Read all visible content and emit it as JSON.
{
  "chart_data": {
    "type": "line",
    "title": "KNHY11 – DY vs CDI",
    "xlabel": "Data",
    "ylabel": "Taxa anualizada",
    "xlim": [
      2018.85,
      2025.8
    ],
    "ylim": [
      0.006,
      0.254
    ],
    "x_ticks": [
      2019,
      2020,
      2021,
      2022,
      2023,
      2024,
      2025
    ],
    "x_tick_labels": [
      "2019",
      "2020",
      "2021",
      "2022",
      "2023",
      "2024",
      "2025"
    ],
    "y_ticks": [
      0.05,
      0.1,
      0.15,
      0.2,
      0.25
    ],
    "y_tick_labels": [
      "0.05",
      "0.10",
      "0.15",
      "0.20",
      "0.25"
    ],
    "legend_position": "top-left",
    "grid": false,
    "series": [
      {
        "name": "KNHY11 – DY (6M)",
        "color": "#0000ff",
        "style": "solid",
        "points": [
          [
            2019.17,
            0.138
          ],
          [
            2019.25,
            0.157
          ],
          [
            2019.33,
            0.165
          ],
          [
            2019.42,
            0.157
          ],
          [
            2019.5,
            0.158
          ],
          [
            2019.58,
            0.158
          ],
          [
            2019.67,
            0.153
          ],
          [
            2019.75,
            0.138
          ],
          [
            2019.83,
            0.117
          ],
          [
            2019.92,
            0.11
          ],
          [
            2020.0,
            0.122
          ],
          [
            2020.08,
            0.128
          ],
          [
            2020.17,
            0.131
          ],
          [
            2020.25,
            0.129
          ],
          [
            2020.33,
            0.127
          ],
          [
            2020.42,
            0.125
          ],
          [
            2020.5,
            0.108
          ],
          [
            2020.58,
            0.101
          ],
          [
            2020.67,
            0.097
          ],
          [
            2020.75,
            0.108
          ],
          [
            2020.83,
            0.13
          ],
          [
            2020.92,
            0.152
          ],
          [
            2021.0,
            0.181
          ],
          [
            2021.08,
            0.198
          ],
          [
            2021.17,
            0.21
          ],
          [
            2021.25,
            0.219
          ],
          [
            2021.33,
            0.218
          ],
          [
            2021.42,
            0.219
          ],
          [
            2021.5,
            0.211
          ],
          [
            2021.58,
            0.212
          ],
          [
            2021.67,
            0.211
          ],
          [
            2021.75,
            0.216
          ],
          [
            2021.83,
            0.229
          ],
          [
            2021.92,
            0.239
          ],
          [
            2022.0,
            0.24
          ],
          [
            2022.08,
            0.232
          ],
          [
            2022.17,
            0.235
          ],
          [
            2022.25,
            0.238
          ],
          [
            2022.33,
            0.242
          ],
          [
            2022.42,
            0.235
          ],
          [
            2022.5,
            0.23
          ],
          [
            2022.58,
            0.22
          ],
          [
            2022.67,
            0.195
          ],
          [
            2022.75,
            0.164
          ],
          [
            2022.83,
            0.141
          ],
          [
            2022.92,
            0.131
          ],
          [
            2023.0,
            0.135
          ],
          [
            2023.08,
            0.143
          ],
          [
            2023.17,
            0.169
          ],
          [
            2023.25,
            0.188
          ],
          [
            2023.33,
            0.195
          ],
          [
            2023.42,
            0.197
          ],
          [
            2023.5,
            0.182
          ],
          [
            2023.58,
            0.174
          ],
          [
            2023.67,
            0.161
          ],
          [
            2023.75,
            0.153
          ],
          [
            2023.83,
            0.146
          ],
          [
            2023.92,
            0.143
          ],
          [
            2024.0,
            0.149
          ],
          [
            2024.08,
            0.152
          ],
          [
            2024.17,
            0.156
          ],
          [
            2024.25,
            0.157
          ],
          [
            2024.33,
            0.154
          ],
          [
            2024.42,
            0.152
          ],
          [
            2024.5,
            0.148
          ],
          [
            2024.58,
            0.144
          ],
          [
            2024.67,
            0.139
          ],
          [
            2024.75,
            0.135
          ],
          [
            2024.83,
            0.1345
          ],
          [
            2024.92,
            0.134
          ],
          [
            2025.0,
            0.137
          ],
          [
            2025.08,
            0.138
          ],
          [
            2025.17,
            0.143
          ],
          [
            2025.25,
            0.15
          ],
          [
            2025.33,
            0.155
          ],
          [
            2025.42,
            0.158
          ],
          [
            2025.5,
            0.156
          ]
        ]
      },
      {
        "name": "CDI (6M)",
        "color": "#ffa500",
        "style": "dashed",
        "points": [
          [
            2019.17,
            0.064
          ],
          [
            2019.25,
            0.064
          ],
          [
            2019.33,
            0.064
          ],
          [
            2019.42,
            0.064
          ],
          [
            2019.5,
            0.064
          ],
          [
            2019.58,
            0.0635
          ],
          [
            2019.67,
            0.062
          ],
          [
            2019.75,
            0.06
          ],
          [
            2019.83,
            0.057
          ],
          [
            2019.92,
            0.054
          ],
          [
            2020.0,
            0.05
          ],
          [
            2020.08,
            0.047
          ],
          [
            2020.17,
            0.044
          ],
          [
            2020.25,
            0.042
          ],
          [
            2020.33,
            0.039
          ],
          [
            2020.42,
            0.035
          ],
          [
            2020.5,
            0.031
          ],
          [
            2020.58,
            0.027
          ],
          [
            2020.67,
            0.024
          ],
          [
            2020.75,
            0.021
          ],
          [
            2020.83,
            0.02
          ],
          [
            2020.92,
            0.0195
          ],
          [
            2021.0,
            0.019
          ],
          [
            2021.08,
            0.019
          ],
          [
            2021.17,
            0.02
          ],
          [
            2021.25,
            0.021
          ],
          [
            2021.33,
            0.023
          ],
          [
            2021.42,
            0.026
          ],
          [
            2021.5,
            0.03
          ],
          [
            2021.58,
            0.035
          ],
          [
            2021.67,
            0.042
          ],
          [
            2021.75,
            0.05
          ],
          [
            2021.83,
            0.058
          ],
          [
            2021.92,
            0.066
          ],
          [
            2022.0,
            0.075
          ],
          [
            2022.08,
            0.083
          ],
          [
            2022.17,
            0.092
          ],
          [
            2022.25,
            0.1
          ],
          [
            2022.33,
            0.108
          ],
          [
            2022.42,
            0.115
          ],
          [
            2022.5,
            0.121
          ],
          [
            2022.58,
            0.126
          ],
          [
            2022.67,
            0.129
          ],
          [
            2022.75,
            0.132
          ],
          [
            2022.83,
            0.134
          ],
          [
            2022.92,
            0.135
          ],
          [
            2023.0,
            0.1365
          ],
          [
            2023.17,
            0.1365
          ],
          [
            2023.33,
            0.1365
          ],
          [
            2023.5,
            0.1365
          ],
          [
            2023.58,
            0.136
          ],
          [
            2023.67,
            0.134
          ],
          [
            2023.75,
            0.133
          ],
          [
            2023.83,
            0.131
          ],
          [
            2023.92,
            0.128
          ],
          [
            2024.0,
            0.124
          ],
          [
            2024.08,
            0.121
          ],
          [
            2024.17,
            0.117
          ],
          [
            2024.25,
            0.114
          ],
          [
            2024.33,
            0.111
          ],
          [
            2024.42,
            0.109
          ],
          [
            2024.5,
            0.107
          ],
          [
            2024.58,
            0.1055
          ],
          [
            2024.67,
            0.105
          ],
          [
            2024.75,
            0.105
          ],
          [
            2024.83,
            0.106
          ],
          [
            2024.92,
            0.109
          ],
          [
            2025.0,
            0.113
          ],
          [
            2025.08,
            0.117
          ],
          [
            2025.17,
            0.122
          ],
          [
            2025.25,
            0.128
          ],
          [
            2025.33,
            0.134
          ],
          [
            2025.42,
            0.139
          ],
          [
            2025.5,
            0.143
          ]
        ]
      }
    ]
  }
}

--- --- ---

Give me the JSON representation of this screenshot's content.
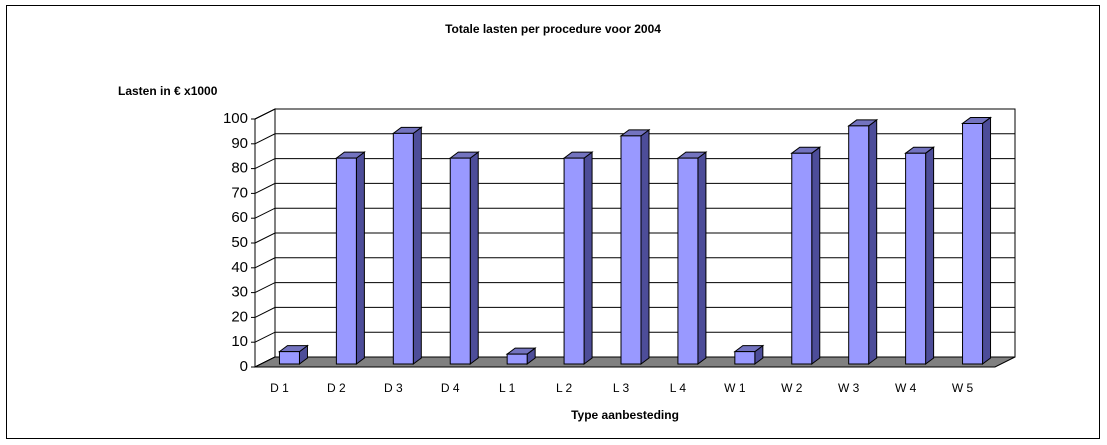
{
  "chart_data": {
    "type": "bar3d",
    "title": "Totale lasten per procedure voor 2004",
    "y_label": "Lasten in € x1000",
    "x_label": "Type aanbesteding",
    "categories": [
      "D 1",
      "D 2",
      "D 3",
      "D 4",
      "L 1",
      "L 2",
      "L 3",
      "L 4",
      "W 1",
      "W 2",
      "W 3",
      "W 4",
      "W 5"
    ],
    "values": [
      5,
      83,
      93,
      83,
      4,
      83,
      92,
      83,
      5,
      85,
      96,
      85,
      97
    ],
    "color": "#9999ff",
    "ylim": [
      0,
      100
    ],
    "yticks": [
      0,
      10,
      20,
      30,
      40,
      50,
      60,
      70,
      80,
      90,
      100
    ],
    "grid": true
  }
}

--- --- ---

Only a number is wanted: how many lines of the material above hold "title"?

2